→ **Requirements**: Retype the whole listing below, character for character.

→ **Given entries**:
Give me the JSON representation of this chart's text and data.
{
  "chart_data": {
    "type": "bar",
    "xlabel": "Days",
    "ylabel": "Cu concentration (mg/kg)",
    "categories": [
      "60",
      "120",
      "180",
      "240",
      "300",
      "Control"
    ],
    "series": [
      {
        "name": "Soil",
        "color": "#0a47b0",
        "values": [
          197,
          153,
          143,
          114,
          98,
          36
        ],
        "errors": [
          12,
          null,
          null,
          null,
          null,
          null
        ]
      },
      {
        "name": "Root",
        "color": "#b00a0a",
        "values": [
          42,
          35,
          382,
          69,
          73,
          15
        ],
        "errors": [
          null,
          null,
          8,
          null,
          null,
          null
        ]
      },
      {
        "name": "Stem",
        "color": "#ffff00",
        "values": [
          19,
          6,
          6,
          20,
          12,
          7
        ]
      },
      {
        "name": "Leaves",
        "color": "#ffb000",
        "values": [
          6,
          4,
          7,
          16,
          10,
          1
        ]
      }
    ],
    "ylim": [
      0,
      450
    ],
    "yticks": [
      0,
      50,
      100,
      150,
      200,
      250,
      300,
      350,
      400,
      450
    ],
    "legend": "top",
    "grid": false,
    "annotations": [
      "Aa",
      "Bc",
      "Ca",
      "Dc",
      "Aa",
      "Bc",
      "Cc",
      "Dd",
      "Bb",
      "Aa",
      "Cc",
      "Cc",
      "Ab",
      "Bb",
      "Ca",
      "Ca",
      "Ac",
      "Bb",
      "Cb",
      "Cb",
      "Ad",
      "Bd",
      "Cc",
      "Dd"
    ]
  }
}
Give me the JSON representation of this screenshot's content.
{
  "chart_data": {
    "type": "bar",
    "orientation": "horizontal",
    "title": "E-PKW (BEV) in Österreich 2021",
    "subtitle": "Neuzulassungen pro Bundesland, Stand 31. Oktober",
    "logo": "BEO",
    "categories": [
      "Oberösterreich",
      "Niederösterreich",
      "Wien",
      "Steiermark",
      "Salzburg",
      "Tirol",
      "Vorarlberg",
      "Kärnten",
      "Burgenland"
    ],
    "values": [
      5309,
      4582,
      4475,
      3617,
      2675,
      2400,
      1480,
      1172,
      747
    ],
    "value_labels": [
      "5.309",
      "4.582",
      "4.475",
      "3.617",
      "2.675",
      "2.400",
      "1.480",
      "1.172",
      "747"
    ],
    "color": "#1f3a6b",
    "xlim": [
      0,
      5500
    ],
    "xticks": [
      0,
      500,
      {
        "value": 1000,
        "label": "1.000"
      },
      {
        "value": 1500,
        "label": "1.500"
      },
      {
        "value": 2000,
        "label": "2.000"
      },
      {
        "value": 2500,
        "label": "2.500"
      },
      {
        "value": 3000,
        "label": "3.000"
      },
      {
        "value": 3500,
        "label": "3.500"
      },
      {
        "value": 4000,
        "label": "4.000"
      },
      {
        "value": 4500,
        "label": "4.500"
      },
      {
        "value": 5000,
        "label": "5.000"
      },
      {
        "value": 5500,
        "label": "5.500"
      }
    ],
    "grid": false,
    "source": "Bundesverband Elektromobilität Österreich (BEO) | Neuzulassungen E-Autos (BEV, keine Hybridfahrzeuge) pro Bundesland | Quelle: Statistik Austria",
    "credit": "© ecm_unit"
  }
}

→ **In response**:
Give me the JSON representation of this chart's text and data.
{
  "chart_data": {
    "type": "bar",
    "xlabel": "Days",
    "ylabel": "Cu concentration (mg/kg)",
    "categories": [
      "60",
      "120",
      "180",
      "240",
      "300",
      "Control"
    ],
    "series": [
      {
        "name": "Soil",
        "color": "#0a47b0",
        "values": [
          197,
          153,
          143,
          114,
          98,
          36
        ],
        "errors": [
          12,
          null,
          null,
          null,
          null,
          null
        ]
      },
      {
        "name": "Root",
        "color": "#b00a0a",
        "values": [
          42,
          35,
          382,
          69,
          73,
          15
        ],
        "errors": [
          null,
          null,
          8,
          null,
          null,
          null
        ]
      },
      {
        "name": "Stem",
        "color": "#ffff00",
        "values": [
          19,
          6,
          6,
          20,
          12,
          7
        ]
      },
      {
        "name": "Leaves",
        "color": "#ffb000",
        "values": [
          6,
          4,
          7,
          16,
          10,
          1
        ]
      }
    ],
    "ylim": [
      0,
      450
    ],
    "yticks": [
      0,
      50,
      100,
      150,
      200,
      250,
      300,
      350,
      400,
      450
    ],
    "legend": "top",
    "grid": false,
    "annotations": [
      "Aa",
      "Bc",
      "Ca",
      "Dc",
      "Aa",
      "Bc",
      "Cc",
      "Dd",
      "Bb",
      "Aa",
      "Cc",
      "Cc",
      "Ab",
      "Bb",
      "Ca",
      "Ca",
      "Ac",
      "Bb",
      "Cb",
      "Cb",
      "Ad",
      "Bd",
      "Cc",
      "Dd"
    ]
  }
}
Give me the JSON representation of this screenshot's content.
{
  "chart_data": {
    "type": "bar",
    "orientation": "horizontal",
    "title": "E-PKW (BEV) in Österreich 2021",
    "subtitle": "Neuzulassungen pro Bundesland, Stand 31. Oktober",
    "logo": "BEO",
    "categories": [
      "Oberösterreich",
      "Niederösterreich",
      "Wien",
      "Steiermark",
      "Salzburg",
      "Tirol",
      "Vorarlberg",
      "Kärnten",
      "Burgenland"
    ],
    "values": [
      5309,
      4582,
      4475,
      3617,
      2675,
      2400,
      1480,
      1172,
      747
    ],
    "value_labels": [
      "5.309",
      "4.582",
      "4.475",
      "3.617",
      "2.675",
      "2.400",
      "1.480",
      "1.172",
      "747"
    ],
    "color": "#1f3a6b",
    "xlim": [
      0,
      5500
    ],
    "xticks": [
      0,
      500,
      {
        "value": 1000,
        "label": "1.000"
      },
      {
        "value": 1500,
        "label": "1.500"
      },
      {
        "value": 2000,
        "label": "2.000"
      },
      {
        "value": 2500,
        "label": "2.500"
      },
      {
        "value": 3000,
        "label": "3.000"
      },
      {
        "value": 3500,
        "label": "3.500"
      },
      {
        "value": 4000,
        "label": "4.000"
      },
      {
        "value": 4500,
        "label": "4.500"
      },
      {
        "value": 5000,
        "label": "5.000"
      },
      {
        "value": 5500,
        "label": "5.500"
      }
    ],
    "grid": false,
    "source": "Bundesverband Elektromobilität Österreich (BEO) | Neuzulassungen E-Autos (BEV, keine Hybridfahrzeuge) pro Bundesland | Quelle: Statistik Austria",
    "credit": "© ecm_unit"
  }
}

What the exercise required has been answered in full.